(Some records)
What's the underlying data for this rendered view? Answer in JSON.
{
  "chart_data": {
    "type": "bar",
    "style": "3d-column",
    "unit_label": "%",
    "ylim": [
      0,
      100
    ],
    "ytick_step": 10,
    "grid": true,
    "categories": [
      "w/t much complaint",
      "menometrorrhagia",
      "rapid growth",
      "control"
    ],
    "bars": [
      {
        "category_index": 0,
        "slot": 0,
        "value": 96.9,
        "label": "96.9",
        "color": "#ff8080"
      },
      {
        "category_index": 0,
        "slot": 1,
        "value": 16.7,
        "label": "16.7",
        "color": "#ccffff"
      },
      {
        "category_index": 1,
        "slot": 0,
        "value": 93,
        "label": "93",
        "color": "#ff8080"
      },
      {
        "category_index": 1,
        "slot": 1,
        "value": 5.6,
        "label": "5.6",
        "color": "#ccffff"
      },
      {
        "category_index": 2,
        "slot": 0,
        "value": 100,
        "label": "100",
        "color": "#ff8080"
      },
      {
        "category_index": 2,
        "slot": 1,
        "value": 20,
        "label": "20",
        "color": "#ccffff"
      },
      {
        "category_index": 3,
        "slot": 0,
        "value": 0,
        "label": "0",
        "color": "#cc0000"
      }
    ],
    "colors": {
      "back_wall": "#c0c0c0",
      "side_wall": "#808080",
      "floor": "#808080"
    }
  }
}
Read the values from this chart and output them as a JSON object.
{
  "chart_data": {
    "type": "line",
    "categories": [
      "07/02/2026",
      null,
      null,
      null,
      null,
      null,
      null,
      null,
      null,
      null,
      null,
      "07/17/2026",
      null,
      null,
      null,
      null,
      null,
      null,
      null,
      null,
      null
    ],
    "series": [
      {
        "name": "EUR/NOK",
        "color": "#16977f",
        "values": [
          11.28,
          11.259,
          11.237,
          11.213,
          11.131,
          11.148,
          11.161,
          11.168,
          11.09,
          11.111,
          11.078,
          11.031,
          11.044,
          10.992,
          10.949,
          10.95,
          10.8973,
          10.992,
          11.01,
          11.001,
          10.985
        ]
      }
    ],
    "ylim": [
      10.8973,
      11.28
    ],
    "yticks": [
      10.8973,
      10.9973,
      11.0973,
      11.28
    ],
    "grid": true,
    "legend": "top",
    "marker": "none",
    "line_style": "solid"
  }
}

Given instruction:
Please restate the data word for word, every record included.

In response:
What's the underlying data for this rendered view? Answer in JSON.
{
  "chart_data": {
    "type": "bar",
    "style": "3d-column",
    "unit_label": "%",
    "ylim": [
      0,
      100
    ],
    "ytick_step": 10,
    "grid": true,
    "categories": [
      "w/t much complaint",
      "menometrorrhagia",
      "rapid growth",
      "control"
    ],
    "bars": [
      {
        "category_index": 0,
        "slot": 0,
        "value": 96.9,
        "label": "96.9",
        "color": "#ff8080"
      },
      {
        "category_index": 0,
        "slot": 1,
        "value": 16.7,
        "label": "16.7",
        "color": "#ccffff"
      },
      {
        "category_index": 1,
        "slot": 0,
        "value": 93,
        "label": "93",
        "color": "#ff8080"
      },
      {
        "category_index": 1,
        "slot": 1,
        "value": 5.6,
        "label": "5.6",
        "color": "#ccffff"
      },
      {
        "category_index": 2,
        "slot": 0,
        "value": 100,
        "label": "100",
        "color": "#ff8080"
      },
      {
        "category_index": 2,
        "slot": 1,
        "value": 20,
        "label": "20",
        "color": "#ccffff"
      },
      {
        "category_index": 3,
        "slot": 0,
        "value": 0,
        "label": "0",
        "color": "#cc0000"
      }
    ],
    "colors": {
      "back_wall": "#c0c0c0",
      "side_wall": "#808080",
      "floor": "#808080"
    }
  }
}
Read the values from this chart and output them as a JSON object.
{
  "chart_data": {
    "type": "line",
    "categories": [
      "07/02/2026",
      null,
      null,
      null,
      null,
      null,
      null,
      null,
      null,
      null,
      null,
      "07/17/2026",
      null,
      null,
      null,
      null,
      null,
      null,
      null,
      null,
      null
    ],
    "series": [
      {
        "name": "EUR/NOK",
        "color": "#16977f",
        "values": [
          11.28,
          11.259,
          11.237,
          11.213,
          11.131,
          11.148,
          11.161,
          11.168,
          11.09,
          11.111,
          11.078,
          11.031,
          11.044,
          10.992,
          10.949,
          10.95,
          10.8973,
          10.992,
          11.01,
          11.001,
          10.985
        ]
      }
    ],
    "ylim": [
      10.8973,
      11.28
    ],
    "yticks": [
      10.8973,
      10.9973,
      11.0973,
      11.28
    ],
    "grid": true,
    "legend": "top",
    "marker": "none",
    "line_style": "solid"
  }
}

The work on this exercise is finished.